(Figure record extracts)
────────

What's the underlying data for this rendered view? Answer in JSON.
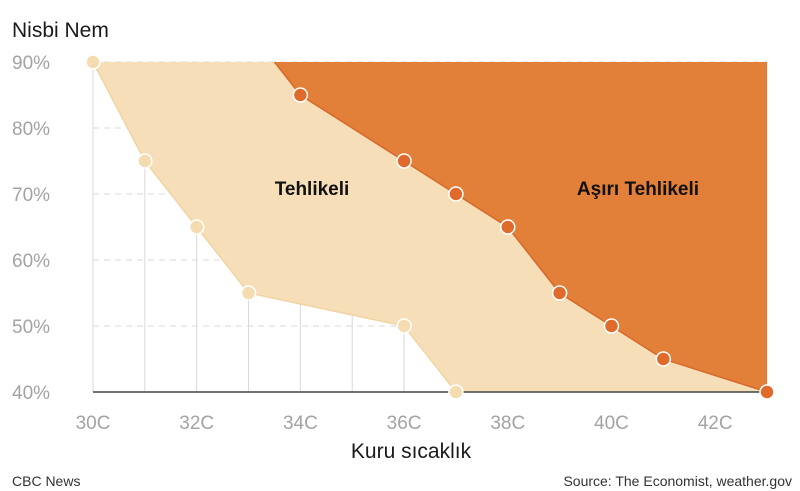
{
  "chart_data": {
    "type": "area",
    "ylabel": "Nisbi Nem",
    "xlabel": "Kuru sıcaklık",
    "x_ticks": [
      "30C",
      "32C",
      "34C",
      "36C",
      "38C",
      "40C",
      "42C"
    ],
    "y_ticks": [
      "40%",
      "50%",
      "60%",
      "70%",
      "80%",
      "90%"
    ],
    "xlim": [
      30,
      43
    ],
    "ylim": [
      40,
      90
    ],
    "grid": true,
    "series": [
      {
        "name": "Tehlikeli",
        "color": "#f6dfb8",
        "marker_color": "#f5dcb0",
        "points": [
          {
            "x": 30,
            "y": 90
          },
          {
            "x": 31,
            "y": 75
          },
          {
            "x": 32,
            "y": 65
          },
          {
            "x": 33,
            "y": 55
          },
          {
            "x": 36,
            "y": 50
          },
          {
            "x": 37,
            "y": 40
          }
        ]
      },
      {
        "name": "Aşırı Tehlikeli",
        "color": "#e27f39",
        "marker_color": "#e06a2c",
        "points": [
          {
            "x": 34,
            "y": 85
          },
          {
            "x": 36,
            "y": 75
          },
          {
            "x": 37,
            "y": 70
          },
          {
            "x": 38,
            "y": 65
          },
          {
            "x": 39,
            "y": 55
          },
          {
            "x": 40,
            "y": 50
          },
          {
            "x": 41,
            "y": 45
          },
          {
            "x": 43,
            "y": 40
          }
        ]
      }
    ]
  },
  "footer": {
    "left": "CBC News",
    "right": "Source: The Economist, weather.gov"
  }
}
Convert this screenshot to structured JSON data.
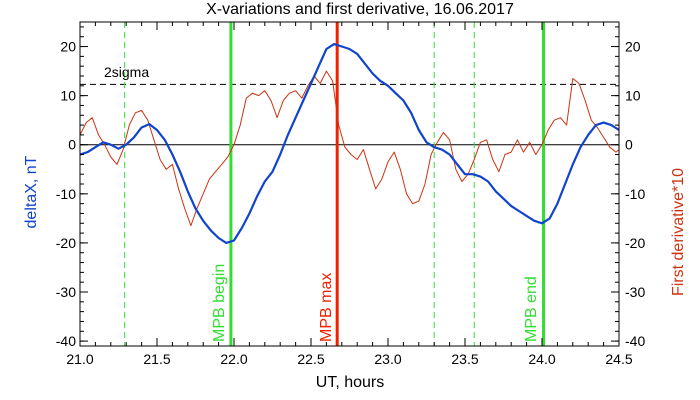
{
  "chart_data": {
    "type": "line",
    "title": "X-variations and first derivative, 16.06.2017",
    "xlabel": "UT, hours",
    "ylabel_left": "deltaX, nT",
    "ylabel_right": "First derivative*10",
    "xlim": [
      21.0,
      24.5
    ],
    "ylim": [
      -41,
      25
    ],
    "x_ticks": [
      "21.0",
      "21.5",
      "22.0",
      "22.5",
      "23.0",
      "23.5",
      "24.0",
      "24.5"
    ],
    "x_tick_values": [
      21.0,
      21.5,
      22.0,
      22.5,
      23.0,
      23.5,
      24.0,
      24.5
    ],
    "y_ticks": [
      "20",
      "10",
      "0",
      "-10",
      "-20",
      "-30",
      "-40"
    ],
    "y_tick_values": [
      20,
      10,
      0,
      -10,
      -20,
      -30,
      -40
    ],
    "grid": false,
    "reference_lines": [
      {
        "label": "2sigma",
        "y": 12.3,
        "style": "dashed",
        "color": "#000000"
      },
      {
        "label": "",
        "y": 0,
        "style": "solid",
        "color": "#000000"
      }
    ],
    "vertical_markers": [
      {
        "label": "MPB begin",
        "x": 21.98,
        "style": "solid",
        "color": "#33dd33"
      },
      {
        "label": "MPB max",
        "x": 22.67,
        "style": "solid",
        "color": "#ee2200"
      },
      {
        "label": "MPB end",
        "x": 24.01,
        "style": "solid",
        "color": "#33dd33"
      },
      {
        "label": "",
        "x": 21.29,
        "style": "dashed",
        "color": "#33dd33"
      },
      {
        "label": "",
        "x": 23.3,
        "style": "dashed",
        "color": "#33dd33"
      },
      {
        "label": "",
        "x": 23.56,
        "style": "dashed",
        "color": "#33dd33"
      }
    ],
    "series": [
      {
        "name": "deltaX, nT",
        "color": "#1144cc",
        "x": [
          21.0,
          21.05,
          21.1,
          21.15,
          21.2,
          21.25,
          21.3,
          21.35,
          21.4,
          21.45,
          21.5,
          21.55,
          21.6,
          21.65,
          21.7,
          21.75,
          21.8,
          21.85,
          21.9,
          21.95,
          22.0,
          22.05,
          22.1,
          22.15,
          22.2,
          22.25,
          22.3,
          22.35,
          22.4,
          22.45,
          22.5,
          22.55,
          22.6,
          22.65,
          22.7,
          22.75,
          22.8,
          22.85,
          22.9,
          22.95,
          23.0,
          23.05,
          23.1,
          23.15,
          23.2,
          23.25,
          23.3,
          23.35,
          23.4,
          23.45,
          23.5,
          23.55,
          23.6,
          23.65,
          23.7,
          23.75,
          23.8,
          23.85,
          23.9,
          23.95,
          24.0,
          24.05,
          24.1,
          24.15,
          24.2,
          24.25,
          24.3,
          24.35,
          24.4,
          24.45,
          24.5
        ],
        "values": [
          -2,
          -1.5,
          -0.5,
          0.5,
          0,
          -0.8,
          0,
          1.5,
          3.5,
          4.2,
          3,
          1,
          -2,
          -5.5,
          -9.5,
          -13,
          -15.5,
          -17.5,
          -19,
          -20,
          -19.5,
          -17,
          -14,
          -10.5,
          -7.5,
          -5.5,
          -2,
          2,
          5.5,
          9,
          12.5,
          16,
          19.5,
          20.5,
          20,
          19.5,
          18.5,
          16.5,
          14.5,
          13,
          12,
          10.5,
          9,
          6.5,
          3,
          0.5,
          -0.5,
          -1,
          -2,
          -4,
          -6,
          -6,
          -6.5,
          -7.5,
          -9.5,
          -11,
          -12.5,
          -13.5,
          -14.5,
          -15.5,
          -16,
          -15,
          -12,
          -8,
          -4,
          -0.5,
          2,
          4,
          4.5,
          4,
          3
        ]
      },
      {
        "name": "First derivative*10",
        "color": "#cc3311",
        "x": [
          21.0,
          21.04,
          21.08,
          21.12,
          21.16,
          21.2,
          21.24,
          21.28,
          21.32,
          21.36,
          21.4,
          21.44,
          21.48,
          21.52,
          21.56,
          21.6,
          21.64,
          21.68,
          21.72,
          21.76,
          21.8,
          21.84,
          21.88,
          21.92,
          21.96,
          22.0,
          22.04,
          22.08,
          22.12,
          22.16,
          22.2,
          22.24,
          22.28,
          22.32,
          22.36,
          22.4,
          22.44,
          22.48,
          22.52,
          22.56,
          22.6,
          22.64,
          22.68,
          22.72,
          22.76,
          22.8,
          22.84,
          22.88,
          22.92,
          22.96,
          23.0,
          23.04,
          23.08,
          23.12,
          23.16,
          23.2,
          23.24,
          23.28,
          23.32,
          23.36,
          23.4,
          23.44,
          23.48,
          23.52,
          23.56,
          23.6,
          23.64,
          23.68,
          23.72,
          23.76,
          23.8,
          23.84,
          23.88,
          23.92,
          23.96,
          24.0,
          24.04,
          24.08,
          24.12,
          24.16,
          24.2,
          24.24,
          24.28,
          24.32,
          24.36,
          24.4,
          24.44,
          24.48,
          24.5
        ],
        "values": [
          2,
          4.5,
          5.5,
          2,
          0,
          -2.5,
          -4,
          -1,
          4,
          6.5,
          7,
          5,
          1,
          -3,
          -5,
          -4,
          -9,
          -13,
          -16.5,
          -13,
          -10,
          -7,
          -5.5,
          -4,
          -2.5,
          0,
          4,
          9.5,
          10.5,
          10,
          11,
          9,
          5.5,
          9,
          10.5,
          11,
          9.5,
          12,
          14,
          12.5,
          15,
          13,
          4,
          -0.5,
          -2,
          -3,
          -1,
          -5,
          -9,
          -7,
          -3.5,
          -1.5,
          -5,
          -10,
          -12,
          -11.5,
          -8,
          -2,
          0.5,
          2.5,
          1,
          -5,
          -7.5,
          -6,
          -3,
          0.5,
          1,
          -3,
          -5.5,
          -2,
          -1.5,
          1,
          -1.5,
          0.5,
          -2,
          0,
          3,
          5,
          5.5,
          4,
          13.5,
          12.5,
          9,
          5,
          3.5,
          1.5,
          -0.5,
          -1.5,
          -1
        ]
      }
    ]
  }
}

────────

> _Given request_
From the material above, gather all lines that include the string "Tehlikeli" and copy them.

> _The answer_
        "name": "Tehlikeli",
        "name": "Aşırı Tehlikeli",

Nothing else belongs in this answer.